### Data to use ###

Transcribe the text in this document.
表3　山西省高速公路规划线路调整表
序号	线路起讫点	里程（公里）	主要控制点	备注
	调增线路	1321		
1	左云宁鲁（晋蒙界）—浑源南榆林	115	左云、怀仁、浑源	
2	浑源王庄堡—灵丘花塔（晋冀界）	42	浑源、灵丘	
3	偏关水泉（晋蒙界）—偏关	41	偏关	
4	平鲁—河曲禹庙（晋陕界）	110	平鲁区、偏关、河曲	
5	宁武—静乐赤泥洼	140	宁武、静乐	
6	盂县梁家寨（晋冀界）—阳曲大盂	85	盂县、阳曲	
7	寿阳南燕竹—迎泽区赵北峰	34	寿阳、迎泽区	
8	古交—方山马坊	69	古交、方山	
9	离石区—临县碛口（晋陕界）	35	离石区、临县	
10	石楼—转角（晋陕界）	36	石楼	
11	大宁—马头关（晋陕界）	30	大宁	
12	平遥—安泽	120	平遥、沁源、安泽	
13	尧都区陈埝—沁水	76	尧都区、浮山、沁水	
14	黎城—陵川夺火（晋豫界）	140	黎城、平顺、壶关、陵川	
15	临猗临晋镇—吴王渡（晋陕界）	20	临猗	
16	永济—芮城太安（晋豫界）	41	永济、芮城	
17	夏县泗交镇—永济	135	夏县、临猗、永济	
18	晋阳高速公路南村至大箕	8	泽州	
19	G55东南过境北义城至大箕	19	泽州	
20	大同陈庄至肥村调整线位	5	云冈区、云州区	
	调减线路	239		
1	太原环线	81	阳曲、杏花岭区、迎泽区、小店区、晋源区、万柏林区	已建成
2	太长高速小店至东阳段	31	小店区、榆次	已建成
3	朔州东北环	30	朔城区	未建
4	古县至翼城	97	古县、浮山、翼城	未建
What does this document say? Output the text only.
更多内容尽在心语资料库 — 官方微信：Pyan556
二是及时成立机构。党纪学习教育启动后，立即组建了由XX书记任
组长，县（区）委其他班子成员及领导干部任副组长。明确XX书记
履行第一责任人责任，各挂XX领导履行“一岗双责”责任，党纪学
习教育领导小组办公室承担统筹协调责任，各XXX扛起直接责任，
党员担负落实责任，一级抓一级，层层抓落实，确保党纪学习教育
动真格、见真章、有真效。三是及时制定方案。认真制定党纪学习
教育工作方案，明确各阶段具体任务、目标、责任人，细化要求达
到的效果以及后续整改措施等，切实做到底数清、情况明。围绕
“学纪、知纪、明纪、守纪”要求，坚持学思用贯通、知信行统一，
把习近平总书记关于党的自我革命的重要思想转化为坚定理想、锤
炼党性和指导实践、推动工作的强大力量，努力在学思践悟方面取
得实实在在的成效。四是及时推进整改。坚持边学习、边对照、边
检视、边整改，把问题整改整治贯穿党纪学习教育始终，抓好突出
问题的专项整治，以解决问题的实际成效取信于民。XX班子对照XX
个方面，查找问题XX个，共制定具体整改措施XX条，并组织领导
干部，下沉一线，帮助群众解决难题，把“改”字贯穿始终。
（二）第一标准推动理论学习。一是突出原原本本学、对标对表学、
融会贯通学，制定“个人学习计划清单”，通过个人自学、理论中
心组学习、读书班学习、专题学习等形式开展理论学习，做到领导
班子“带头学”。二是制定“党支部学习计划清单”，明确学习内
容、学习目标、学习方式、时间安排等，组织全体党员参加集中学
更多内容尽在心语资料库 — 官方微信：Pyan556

###

§ **Required task**:
All of the data must be returned exactly.

§ **Complete response**:
Transcribe the text in this document.
表3　山西省高速公路规划线路调整表
序号	线路起讫点	里程（公里）	主要控制点	备注
	调增线路	1321		
1	左云宁鲁（晋蒙界）—浑源南榆林	115	左云、怀仁、浑源	
2	浑源王庄堡—灵丘花塔（晋冀界）	42	浑源、灵丘	
3	偏关水泉（晋蒙界）—偏关	41	偏关	
4	平鲁—河曲禹庙（晋陕界）	110	平鲁区、偏关、河曲	
5	宁武—静乐赤泥洼	140	宁武、静乐	
6	盂县梁家寨（晋冀界）—阳曲大盂	85	盂县、阳曲	
7	寿阳南燕竹—迎泽区赵北峰	34	寿阳、迎泽区	
8	古交—方山马坊	69	古交、方山	
9	离石区—临县碛口（晋陕界）	35	离石区、临县	
10	石楼—转角（晋陕界）	36	石楼	
11	大宁—马头关（晋陕界）	30	大宁	
12	平遥—安泽	120	平遥、沁源、安泽	
13	尧都区陈埝—沁水	76	尧都区、浮山、沁水	
14	黎城—陵川夺火（晋豫界）	140	黎城、平顺、壶关、陵川	
15	临猗临晋镇—吴王渡（晋陕界）	20	临猗	
16	永济—芮城太安（晋豫界）	41	永济、芮城	
17	夏县泗交镇—永济	135	夏县、临猗、永济	
18	晋阳高速公路南村至大箕	8	泽州	
19	G55东南过境北义城至大箕	19	泽州	
20	大同陈庄至肥村调整线位	5	云冈区、云州区	
	调减线路	239		
1	太原环线	81	阳曲、杏花岭区、迎泽区、小店区、晋源区、万柏林区	已建成
2	太长高速小店至东阳段	31	小店区、榆次	已建成
3	朔州东北环	30	朔城区	未建
4	古县至翼城	97	古县、浮山、翼城	未建
What does this document say? Output the text only.
更多内容尽在心语资料库 — 官方微信：Pyan556
二是及时成立机构。党纪学习教育启动后，立即组建了由XX书记任
组长，县（区）委其他班子成员及领导干部任副组长。明确XX书记
履行第一责任人责任，各挂XX领导履行“一岗双责”责任，党纪学
习教育领导小组办公室承担统筹协调责任，各XXX扛起直接责任，
党员担负落实责任，一级抓一级，层层抓落实，确保党纪学习教育
动真格、见真章、有真效。三是及时制定方案。认真制定党纪学习
教育工作方案，明确各阶段具体任务、目标、责任人，细化要求达
到的效果以及后续整改措施等，切实做到底数清、情况明。围绕
“学纪、知纪、明纪、守纪”要求，坚持学思用贯通、知信行统一，
把习近平总书记关于党的自我革命的重要思想转化为坚定理想、锤
炼党性和指导实践、推动工作的强大力量，努力在学思践悟方面取
得实实在在的成效。四是及时推进整改。坚持边学习、边对照、边
检视、边整改，把问题整改整治贯穿党纪学习教育始终，抓好突出
问题的专项整治，以解决问题的实际成效取信于民。XX班子对照XX
个方面，查找问题XX个，共制定具体整改措施XX条，并组织领导
干部，下沉一线，帮助群众解决难题，把“改”字贯穿始终。
（二）第一标准推动理论学习。一是突出原原本本学、对标对表学、
融会贯通学，制定“个人学习计划清单”，通过个人自学、理论中
心组学习、读书班学习、专题学习等形式开展理论学习，做到领导
班子“带头学”。二是制定“党支部学习计划清单”，明确学习内
容、学习目标、学习方式、时间安排等，组织全体党员参加集中学
更多内容尽在心语资料库 — 官方微信：Pyan556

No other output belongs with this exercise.